### PROBLEM STATEMENT
Without the pictures, return each record as it appears.

Figure data in JSON:
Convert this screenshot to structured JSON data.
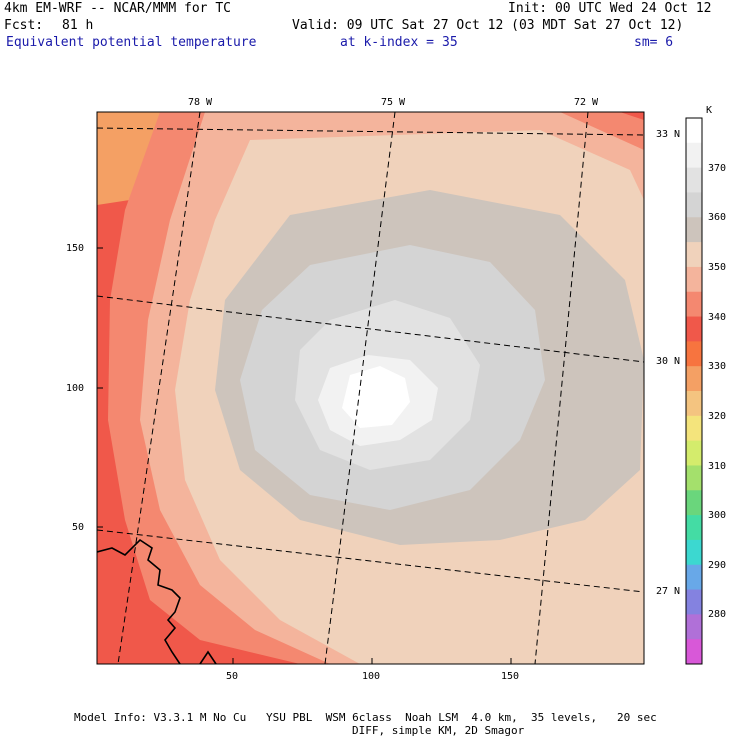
{
  "header": {
    "model": "4km EM-WRF -- NCAR/MMM for TC",
    "init": "Init: 00 UTC Wed 24 Oct 12",
    "fcst_label": "Fcst:",
    "fcst_value": "81 h",
    "valid": "Valid: 09 UTC Sat 27 Oct 12 (03 MDT Sat 27 Oct 12)",
    "field": "Equivalent potential temperature",
    "level_label": "at k-index =",
    "level_value": "35",
    "smooth": "sm= 6"
  },
  "map": {
    "lon_labels": [
      "78 W",
      "75 W",
      "72 W"
    ],
    "lat_labels": [
      "33 N",
      "30 N",
      "27 N"
    ],
    "x_ticks": [
      "50",
      "100",
      "150"
    ],
    "y_ticks": [
      "150",
      "100",
      "50"
    ]
  },
  "colorbar": {
    "unit": "K",
    "levels": [
      "370",
      "360",
      "350",
      "340",
      "330",
      "320",
      "310",
      "300",
      "290",
      "280"
    ],
    "colors": [
      "#ffffff",
      "#f2f2f2",
      "#e2e2e2",
      "#d4d4d4",
      "#cdc4bc",
      "#f0d2bb",
      "#f4b49c",
      "#f48870",
      "#f0584a",
      "#f7743f",
      "#f4a064",
      "#f4c480",
      "#f4e47c",
      "#d4ec6c",
      "#a4e06c",
      "#6ad67c",
      "#44dca4",
      "#3cd8d0",
      "#68a8e8",
      "#8482e0",
      "#b070d8",
      "#d858d8"
    ]
  },
  "footer": {
    "line1": "Model Info: V3.3.1 M No Cu   YSU PBL  WSM 6class  Noah LSM  4.0 km,  35 levels,   20 sec",
    "line2": "DIFF, simple KM, 2D Smagor"
  }
}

### IN RESPONSE
Convert this screenshot to structured JSON data.
{
  "header": {
    "model": "4km EM-WRF -- NCAR/MMM for TC",
    "init": "Init: 00 UTC Wed 24 Oct 12",
    "fcst_label": "Fcst:",
    "fcst_value": "81 h",
    "valid": "Valid: 09 UTC Sat 27 Oct 12 (03 MDT Sat 27 Oct 12)",
    "field": "Equivalent potential temperature",
    "level_label": "at k-index =",
    "level_value": "35",
    "smooth": "sm= 6"
  },
  "map": {
    "lon_labels": [
      "78 W",
      "75 W",
      "72 W"
    ],
    "lat_labels": [
      "33 N",
      "30 N",
      "27 N"
    ],
    "x_ticks": [
      "50",
      "100",
      "150"
    ],
    "y_ticks": [
      "150",
      "100",
      "50"
    ]
  },
  "colorbar": {
    "unit": "K",
    "levels": [
      "370",
      "360",
      "350",
      "340",
      "330",
      "320",
      "310",
      "300",
      "290",
      "280"
    ],
    "colors": [
      "#ffffff",
      "#f2f2f2",
      "#e2e2e2",
      "#d4d4d4",
      "#cdc4bc",
      "#f0d2bb",
      "#f4b49c",
      "#f48870",
      "#f0584a",
      "#f7743f",
      "#f4a064",
      "#f4c480",
      "#f4e47c",
      "#d4ec6c",
      "#a4e06c",
      "#6ad67c",
      "#44dca4",
      "#3cd8d0",
      "#68a8e8",
      "#8482e0",
      "#b070d8",
      "#d858d8"
    ]
  },
  "footer": {
    "line1": "Model Info: V3.3.1 M No Cu   YSU PBL  WSM 6class  Noah LSM  4.0 km,  35 levels,   20 sec",
    "line2": "DIFF, simple KM, 2D Smagor"
  }
}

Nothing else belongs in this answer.